● **OBJECTIVE**: Give the count of lines in the data that include "JSON", with no other words.

Start of DATA EXCERPTS

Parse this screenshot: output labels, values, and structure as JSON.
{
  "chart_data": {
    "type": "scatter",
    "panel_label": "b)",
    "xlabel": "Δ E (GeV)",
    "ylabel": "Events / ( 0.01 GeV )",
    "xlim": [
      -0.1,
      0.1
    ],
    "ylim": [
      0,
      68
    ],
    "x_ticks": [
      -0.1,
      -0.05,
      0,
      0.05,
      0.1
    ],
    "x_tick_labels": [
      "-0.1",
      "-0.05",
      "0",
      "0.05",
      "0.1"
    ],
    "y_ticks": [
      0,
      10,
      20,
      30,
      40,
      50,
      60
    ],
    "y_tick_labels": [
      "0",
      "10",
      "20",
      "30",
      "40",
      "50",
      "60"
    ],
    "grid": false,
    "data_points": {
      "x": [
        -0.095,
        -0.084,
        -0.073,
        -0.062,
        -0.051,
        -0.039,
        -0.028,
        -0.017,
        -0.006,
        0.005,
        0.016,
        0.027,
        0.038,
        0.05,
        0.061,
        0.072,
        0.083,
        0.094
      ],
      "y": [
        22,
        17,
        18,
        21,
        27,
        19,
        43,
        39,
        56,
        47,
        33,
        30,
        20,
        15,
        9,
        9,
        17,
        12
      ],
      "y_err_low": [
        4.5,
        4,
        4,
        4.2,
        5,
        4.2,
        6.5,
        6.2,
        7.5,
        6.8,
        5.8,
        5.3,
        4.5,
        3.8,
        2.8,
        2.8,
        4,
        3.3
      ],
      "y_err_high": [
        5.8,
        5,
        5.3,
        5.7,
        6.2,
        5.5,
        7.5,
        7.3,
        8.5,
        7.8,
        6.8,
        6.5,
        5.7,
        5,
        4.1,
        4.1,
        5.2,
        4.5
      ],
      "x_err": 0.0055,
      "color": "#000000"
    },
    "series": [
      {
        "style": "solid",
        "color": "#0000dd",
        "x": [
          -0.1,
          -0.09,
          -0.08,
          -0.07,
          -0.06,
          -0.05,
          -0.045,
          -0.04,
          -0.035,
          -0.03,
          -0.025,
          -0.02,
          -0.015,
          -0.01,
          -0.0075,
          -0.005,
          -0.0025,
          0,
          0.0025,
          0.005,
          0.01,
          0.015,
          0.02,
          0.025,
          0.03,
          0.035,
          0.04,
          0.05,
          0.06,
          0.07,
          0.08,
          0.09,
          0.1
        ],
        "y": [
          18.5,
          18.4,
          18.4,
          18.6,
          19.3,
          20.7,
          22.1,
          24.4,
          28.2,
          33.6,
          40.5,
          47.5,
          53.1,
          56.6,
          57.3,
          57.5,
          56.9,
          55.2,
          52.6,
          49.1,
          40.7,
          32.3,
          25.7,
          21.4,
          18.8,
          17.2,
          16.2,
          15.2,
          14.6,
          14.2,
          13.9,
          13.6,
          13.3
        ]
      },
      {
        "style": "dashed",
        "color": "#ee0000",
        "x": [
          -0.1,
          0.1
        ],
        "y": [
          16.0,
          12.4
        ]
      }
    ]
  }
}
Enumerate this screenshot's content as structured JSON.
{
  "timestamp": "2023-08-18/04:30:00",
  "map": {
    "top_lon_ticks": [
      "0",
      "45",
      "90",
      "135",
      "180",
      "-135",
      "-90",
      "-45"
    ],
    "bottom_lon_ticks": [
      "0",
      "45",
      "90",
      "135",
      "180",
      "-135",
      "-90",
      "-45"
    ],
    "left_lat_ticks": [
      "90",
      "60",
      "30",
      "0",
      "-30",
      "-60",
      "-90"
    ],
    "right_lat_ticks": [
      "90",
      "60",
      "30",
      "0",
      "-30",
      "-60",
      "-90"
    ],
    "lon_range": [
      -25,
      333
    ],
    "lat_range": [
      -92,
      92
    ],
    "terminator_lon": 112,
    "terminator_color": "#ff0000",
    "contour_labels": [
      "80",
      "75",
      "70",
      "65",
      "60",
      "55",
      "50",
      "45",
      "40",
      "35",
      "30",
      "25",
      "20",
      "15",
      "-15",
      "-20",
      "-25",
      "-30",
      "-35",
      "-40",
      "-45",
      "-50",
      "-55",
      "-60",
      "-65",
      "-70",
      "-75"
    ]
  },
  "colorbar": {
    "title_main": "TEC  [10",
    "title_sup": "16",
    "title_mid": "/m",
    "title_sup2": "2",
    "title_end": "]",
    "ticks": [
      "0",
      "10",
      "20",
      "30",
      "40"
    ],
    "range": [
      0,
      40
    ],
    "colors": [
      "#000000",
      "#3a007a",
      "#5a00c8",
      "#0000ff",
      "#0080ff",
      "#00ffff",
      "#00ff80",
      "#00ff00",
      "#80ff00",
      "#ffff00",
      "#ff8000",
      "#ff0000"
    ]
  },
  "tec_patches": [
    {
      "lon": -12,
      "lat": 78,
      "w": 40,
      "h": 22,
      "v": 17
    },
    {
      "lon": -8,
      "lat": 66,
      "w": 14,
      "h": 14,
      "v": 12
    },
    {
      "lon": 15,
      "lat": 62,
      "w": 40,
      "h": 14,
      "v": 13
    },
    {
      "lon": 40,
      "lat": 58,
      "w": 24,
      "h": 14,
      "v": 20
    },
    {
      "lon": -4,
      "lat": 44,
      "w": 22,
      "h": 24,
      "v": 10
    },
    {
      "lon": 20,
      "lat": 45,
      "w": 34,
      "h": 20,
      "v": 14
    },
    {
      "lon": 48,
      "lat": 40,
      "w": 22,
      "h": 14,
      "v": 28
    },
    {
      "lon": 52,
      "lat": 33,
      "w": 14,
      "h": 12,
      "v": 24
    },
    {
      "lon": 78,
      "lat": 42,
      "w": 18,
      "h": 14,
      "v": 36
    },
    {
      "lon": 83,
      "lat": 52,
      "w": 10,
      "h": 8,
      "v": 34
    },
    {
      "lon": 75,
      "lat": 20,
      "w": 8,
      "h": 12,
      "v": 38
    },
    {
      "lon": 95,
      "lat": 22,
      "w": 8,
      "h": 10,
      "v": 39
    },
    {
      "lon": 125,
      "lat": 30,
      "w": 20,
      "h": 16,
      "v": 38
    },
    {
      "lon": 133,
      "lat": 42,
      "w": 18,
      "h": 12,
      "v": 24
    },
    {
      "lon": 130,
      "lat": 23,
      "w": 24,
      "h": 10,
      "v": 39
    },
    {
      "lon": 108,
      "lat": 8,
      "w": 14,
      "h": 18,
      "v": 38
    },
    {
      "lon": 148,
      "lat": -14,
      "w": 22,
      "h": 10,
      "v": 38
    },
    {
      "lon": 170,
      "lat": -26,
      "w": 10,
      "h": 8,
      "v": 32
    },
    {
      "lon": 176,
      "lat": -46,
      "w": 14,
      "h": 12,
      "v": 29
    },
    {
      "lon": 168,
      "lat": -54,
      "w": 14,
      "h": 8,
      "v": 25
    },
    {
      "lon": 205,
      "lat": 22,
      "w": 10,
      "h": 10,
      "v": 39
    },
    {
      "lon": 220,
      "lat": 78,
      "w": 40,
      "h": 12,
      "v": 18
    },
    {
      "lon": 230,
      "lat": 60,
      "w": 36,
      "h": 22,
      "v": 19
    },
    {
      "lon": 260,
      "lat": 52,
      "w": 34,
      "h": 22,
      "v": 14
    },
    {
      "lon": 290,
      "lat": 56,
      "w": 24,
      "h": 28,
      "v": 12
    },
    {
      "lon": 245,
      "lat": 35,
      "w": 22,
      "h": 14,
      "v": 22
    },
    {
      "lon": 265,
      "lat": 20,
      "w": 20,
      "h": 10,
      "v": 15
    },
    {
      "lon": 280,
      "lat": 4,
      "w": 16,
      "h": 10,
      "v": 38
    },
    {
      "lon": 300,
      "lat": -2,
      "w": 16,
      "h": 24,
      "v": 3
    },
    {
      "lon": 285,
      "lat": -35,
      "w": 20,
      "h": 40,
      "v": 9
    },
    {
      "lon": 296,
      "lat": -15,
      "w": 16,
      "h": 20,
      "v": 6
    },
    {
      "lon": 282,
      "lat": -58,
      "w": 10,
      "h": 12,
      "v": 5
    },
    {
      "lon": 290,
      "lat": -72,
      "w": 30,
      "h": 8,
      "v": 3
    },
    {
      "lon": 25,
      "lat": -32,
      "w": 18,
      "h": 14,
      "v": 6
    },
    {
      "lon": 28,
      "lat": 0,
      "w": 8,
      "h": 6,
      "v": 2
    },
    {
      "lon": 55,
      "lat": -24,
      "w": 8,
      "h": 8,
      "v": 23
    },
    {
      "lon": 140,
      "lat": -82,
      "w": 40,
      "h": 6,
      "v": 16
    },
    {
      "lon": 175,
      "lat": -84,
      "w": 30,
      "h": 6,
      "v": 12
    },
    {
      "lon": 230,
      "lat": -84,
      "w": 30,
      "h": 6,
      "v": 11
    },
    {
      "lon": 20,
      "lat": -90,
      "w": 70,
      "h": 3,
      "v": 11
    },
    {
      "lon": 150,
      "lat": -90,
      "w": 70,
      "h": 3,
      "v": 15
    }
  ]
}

End of DATA EXCERPTS

● **RESPONSE**: 2